--- Start of The records ---

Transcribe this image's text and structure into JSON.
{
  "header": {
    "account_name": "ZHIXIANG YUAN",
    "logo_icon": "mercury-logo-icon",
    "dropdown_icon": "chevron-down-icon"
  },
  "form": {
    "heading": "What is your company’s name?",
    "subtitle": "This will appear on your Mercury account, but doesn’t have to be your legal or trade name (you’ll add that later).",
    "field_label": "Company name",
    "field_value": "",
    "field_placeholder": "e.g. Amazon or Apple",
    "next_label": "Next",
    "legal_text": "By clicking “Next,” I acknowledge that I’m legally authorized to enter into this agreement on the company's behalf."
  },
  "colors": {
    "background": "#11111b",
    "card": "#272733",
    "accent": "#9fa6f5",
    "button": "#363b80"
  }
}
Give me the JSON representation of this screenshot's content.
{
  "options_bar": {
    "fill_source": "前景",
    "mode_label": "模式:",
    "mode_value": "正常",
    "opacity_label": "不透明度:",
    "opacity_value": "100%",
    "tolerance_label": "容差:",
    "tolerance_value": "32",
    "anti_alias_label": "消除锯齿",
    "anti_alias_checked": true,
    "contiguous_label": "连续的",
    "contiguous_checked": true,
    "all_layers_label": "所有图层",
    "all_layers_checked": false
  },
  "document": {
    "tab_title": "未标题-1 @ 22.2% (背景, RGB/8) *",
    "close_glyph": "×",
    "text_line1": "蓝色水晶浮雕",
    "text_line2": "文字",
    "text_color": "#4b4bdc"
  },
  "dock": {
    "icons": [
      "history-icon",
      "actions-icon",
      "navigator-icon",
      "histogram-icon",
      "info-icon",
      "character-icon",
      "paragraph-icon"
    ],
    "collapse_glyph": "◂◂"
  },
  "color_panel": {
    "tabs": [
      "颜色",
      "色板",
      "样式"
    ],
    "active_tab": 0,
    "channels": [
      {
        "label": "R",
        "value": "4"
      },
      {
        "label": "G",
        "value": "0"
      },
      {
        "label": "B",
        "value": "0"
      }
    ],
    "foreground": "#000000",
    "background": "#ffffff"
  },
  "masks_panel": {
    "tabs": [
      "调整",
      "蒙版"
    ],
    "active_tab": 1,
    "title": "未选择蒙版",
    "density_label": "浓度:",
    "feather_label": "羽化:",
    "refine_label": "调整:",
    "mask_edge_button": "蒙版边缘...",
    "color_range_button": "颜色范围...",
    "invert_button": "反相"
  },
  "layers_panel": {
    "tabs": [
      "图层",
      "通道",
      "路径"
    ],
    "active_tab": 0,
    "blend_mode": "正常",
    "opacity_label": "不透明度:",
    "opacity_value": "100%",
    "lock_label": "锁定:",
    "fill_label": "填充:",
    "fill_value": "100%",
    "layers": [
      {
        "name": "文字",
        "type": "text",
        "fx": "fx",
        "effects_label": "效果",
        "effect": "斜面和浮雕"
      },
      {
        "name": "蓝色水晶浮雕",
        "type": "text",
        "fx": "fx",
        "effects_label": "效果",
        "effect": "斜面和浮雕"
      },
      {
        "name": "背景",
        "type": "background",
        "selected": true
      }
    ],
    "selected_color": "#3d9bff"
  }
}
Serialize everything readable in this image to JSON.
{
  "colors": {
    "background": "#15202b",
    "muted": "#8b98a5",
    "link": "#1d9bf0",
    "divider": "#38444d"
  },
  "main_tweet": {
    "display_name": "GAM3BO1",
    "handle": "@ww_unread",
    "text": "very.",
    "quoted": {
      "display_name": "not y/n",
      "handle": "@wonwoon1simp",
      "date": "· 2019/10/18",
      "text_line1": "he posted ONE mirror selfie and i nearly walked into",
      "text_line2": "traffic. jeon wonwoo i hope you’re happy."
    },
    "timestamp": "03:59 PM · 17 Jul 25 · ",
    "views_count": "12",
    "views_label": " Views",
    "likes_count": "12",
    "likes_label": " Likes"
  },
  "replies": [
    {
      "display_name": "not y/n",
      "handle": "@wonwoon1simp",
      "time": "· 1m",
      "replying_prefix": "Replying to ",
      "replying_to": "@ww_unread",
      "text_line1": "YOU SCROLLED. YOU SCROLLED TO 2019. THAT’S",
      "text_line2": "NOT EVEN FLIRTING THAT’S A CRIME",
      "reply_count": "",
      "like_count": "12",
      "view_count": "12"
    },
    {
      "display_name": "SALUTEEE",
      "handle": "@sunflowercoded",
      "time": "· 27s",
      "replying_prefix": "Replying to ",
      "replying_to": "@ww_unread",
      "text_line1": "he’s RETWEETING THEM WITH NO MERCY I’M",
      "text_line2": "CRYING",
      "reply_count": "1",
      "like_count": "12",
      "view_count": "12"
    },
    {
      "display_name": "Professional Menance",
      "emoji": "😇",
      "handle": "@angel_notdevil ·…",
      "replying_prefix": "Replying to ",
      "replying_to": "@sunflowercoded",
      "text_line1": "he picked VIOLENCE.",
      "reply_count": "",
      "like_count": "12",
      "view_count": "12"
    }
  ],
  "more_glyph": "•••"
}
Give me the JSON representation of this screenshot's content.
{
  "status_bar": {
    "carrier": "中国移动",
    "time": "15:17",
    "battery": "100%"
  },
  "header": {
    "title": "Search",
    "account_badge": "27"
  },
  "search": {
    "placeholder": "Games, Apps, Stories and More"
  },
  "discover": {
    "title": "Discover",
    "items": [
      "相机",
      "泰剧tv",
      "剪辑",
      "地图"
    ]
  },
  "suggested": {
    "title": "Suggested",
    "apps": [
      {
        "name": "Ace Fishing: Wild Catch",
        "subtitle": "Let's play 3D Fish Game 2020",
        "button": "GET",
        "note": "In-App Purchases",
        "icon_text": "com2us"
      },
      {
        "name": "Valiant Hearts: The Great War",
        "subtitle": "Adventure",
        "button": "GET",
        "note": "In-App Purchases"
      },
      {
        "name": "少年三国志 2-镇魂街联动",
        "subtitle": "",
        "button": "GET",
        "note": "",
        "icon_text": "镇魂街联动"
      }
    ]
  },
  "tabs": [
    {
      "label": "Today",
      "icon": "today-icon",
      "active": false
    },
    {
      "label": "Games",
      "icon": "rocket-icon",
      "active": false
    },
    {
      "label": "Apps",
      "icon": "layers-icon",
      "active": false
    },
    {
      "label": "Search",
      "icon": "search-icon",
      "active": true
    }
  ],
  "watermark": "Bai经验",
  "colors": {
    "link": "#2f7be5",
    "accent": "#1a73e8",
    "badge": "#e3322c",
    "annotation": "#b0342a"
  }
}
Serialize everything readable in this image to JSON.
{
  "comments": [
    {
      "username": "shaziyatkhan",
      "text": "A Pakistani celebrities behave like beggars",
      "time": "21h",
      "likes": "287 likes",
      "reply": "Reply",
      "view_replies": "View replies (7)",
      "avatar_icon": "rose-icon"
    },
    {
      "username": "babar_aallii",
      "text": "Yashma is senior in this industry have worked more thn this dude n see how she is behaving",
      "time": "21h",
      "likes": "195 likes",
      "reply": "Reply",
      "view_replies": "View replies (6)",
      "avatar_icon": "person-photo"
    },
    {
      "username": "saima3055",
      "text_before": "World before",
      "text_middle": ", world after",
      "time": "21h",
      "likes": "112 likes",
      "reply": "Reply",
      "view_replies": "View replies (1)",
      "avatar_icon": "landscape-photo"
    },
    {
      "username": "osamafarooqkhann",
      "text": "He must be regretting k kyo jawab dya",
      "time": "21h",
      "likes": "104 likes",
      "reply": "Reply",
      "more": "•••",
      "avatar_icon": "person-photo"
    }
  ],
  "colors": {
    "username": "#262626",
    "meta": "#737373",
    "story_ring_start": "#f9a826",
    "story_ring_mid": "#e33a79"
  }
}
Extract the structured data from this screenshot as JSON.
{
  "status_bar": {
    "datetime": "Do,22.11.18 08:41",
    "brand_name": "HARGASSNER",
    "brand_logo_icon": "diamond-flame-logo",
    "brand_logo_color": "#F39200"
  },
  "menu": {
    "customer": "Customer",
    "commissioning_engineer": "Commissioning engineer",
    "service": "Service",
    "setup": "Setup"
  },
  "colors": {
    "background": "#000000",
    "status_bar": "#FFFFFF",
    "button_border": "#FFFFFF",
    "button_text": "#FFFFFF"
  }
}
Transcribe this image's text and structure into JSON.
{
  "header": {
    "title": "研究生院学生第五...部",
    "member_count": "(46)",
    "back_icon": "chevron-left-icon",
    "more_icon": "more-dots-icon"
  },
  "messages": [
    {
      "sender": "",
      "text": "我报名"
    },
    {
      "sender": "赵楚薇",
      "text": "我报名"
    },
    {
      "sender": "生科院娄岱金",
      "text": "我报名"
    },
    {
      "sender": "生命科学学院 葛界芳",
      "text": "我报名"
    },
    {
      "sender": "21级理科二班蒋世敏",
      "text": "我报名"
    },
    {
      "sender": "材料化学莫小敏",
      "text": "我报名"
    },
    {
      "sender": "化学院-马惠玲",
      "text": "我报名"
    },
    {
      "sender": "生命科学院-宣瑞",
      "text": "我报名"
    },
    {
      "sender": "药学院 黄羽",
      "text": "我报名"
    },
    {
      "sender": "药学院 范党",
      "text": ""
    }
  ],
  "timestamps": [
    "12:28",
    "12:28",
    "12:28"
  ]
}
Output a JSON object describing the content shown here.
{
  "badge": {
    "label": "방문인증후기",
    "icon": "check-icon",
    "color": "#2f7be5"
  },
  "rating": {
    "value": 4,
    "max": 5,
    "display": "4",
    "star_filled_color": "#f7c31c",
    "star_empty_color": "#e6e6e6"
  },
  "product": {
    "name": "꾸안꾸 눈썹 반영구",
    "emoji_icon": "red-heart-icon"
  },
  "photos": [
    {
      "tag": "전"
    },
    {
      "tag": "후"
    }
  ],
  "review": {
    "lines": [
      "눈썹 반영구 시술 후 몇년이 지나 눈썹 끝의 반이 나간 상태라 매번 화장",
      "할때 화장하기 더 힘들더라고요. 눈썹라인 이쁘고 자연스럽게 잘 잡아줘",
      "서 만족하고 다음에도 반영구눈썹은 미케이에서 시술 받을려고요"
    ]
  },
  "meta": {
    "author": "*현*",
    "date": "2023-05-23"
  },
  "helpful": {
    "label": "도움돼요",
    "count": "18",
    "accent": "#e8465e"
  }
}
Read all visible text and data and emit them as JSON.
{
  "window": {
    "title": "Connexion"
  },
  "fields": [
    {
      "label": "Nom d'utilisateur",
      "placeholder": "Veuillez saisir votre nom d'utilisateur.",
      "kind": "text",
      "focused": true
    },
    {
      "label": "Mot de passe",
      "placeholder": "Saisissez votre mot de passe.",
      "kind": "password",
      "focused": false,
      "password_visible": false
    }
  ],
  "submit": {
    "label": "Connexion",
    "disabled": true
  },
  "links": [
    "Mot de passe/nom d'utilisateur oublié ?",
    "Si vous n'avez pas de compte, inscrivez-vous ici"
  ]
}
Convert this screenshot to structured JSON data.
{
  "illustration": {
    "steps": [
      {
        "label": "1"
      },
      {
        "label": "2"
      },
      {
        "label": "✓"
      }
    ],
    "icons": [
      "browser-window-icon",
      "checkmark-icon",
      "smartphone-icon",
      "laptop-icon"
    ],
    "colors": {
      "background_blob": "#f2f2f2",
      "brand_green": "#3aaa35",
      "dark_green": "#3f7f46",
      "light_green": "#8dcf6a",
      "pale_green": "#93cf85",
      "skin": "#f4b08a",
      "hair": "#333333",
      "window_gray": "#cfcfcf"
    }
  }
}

--- End of The records ---

#### Challenge:
Isolate the lines above that contain the word "replies" and copy them.

#### Output:
  "replies": [
      "view_replies": "View replies (7)",
      "view_replies": "View replies (6)",
      "view_replies": "View replies (1)",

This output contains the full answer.